### Data entries for graphics
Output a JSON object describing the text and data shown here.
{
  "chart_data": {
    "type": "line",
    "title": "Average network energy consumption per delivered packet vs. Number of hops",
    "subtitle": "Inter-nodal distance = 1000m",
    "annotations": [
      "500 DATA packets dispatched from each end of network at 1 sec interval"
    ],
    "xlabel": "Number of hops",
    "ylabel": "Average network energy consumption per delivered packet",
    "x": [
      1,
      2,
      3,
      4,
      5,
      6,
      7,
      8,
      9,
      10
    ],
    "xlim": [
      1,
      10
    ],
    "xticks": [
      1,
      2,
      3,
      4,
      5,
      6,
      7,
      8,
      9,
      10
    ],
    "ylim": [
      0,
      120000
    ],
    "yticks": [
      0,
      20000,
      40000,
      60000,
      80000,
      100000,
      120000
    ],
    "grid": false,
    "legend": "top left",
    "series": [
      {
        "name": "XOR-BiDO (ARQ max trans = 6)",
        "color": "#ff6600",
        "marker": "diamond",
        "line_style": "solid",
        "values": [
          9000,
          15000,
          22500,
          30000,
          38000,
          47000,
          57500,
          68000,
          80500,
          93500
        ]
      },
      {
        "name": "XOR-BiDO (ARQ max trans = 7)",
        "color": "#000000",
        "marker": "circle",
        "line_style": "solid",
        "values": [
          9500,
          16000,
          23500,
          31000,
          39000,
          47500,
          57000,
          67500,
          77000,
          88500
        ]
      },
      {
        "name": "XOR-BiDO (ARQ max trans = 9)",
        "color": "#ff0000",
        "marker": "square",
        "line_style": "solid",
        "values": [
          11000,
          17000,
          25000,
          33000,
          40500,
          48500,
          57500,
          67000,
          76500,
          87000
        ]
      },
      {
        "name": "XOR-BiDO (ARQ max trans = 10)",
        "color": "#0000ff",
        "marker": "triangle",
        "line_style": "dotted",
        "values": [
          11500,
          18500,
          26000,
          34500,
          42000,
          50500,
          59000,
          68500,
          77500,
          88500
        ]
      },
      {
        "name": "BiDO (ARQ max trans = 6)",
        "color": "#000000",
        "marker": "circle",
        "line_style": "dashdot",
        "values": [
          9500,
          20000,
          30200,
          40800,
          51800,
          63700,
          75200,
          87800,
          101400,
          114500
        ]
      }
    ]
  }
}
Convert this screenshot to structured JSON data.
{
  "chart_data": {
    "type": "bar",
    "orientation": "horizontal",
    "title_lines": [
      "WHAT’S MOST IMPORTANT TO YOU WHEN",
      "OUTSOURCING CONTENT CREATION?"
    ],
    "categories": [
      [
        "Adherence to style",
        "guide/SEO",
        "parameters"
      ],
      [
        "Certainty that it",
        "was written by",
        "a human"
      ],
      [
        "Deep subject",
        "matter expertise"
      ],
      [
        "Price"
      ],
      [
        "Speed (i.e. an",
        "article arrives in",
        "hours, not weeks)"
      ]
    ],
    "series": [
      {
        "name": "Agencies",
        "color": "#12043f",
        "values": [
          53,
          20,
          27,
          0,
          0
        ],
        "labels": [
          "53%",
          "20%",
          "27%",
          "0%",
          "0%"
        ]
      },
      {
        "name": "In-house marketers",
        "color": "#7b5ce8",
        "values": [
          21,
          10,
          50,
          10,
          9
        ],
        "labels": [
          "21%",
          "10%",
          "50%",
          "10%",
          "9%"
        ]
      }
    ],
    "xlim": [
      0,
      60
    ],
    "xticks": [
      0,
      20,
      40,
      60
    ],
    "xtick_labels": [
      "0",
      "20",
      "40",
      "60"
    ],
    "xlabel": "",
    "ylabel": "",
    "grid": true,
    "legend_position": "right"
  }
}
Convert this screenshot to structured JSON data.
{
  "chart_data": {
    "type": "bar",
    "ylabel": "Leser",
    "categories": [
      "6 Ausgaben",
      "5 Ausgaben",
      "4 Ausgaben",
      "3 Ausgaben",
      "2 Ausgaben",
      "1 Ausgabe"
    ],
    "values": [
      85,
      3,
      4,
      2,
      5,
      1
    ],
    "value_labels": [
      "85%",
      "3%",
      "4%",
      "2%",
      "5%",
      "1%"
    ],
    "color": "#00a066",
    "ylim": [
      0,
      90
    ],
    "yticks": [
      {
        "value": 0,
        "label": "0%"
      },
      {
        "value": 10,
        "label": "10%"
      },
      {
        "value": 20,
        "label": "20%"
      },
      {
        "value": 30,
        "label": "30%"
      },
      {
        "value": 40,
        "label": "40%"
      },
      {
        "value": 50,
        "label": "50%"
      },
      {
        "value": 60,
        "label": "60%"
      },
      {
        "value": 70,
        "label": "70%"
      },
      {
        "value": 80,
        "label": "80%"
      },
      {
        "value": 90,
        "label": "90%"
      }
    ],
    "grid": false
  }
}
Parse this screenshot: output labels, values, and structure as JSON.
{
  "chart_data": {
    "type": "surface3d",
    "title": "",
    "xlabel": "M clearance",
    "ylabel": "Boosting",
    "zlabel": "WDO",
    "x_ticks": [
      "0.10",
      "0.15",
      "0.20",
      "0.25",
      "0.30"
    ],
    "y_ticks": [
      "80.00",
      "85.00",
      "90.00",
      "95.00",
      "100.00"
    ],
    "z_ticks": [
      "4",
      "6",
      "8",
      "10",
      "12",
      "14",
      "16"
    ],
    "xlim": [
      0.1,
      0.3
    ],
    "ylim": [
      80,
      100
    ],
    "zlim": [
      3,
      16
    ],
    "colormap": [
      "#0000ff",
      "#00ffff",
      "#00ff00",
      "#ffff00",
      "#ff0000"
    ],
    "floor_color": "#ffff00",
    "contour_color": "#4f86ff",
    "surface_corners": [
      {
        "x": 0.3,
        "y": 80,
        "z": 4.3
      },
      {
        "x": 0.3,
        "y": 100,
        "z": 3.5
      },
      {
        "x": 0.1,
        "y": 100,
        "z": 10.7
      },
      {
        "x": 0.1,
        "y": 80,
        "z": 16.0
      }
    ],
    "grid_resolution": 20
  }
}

### What is needed
Report each line in the data that holds the word "ylabel".

### Correct answer
    "ylabel": "Average network energy consumption per delivered packet",
    "ylabel": "",
    "ylabel": "Leser",
    "ylabel": "Boosting",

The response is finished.